** YOUR OBJECTIVE **
Check each line below for "false" and report how many have it, nothing else.

** DATA PROVIDED **
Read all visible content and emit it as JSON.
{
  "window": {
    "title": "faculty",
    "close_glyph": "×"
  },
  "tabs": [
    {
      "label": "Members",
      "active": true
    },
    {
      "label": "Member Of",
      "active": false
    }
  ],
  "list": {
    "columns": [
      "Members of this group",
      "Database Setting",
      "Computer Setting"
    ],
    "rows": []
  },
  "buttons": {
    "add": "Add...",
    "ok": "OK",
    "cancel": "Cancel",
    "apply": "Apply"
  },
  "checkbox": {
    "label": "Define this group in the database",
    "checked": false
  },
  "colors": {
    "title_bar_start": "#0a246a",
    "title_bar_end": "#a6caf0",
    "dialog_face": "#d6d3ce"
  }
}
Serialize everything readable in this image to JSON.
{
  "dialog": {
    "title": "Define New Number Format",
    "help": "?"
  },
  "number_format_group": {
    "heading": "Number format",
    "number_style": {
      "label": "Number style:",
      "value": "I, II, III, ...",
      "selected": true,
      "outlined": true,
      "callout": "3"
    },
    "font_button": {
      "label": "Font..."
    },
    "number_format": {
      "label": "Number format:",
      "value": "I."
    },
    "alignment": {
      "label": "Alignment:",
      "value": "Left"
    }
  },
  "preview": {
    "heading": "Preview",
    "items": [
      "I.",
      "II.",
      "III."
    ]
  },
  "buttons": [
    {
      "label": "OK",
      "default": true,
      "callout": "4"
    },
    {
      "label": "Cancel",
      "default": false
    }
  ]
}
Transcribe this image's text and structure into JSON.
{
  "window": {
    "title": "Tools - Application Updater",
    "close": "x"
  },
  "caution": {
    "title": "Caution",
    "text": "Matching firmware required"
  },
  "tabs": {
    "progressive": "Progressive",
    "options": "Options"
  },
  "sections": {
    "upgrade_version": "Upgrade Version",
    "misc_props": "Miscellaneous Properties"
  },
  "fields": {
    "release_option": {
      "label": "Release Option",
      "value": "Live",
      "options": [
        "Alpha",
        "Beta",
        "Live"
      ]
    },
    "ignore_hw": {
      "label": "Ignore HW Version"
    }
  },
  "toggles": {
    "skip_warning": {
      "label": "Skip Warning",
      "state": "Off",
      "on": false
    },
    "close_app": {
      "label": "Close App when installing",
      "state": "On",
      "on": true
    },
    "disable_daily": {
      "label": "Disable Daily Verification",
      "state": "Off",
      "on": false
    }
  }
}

** RESULT OF THE EXERCISE **
5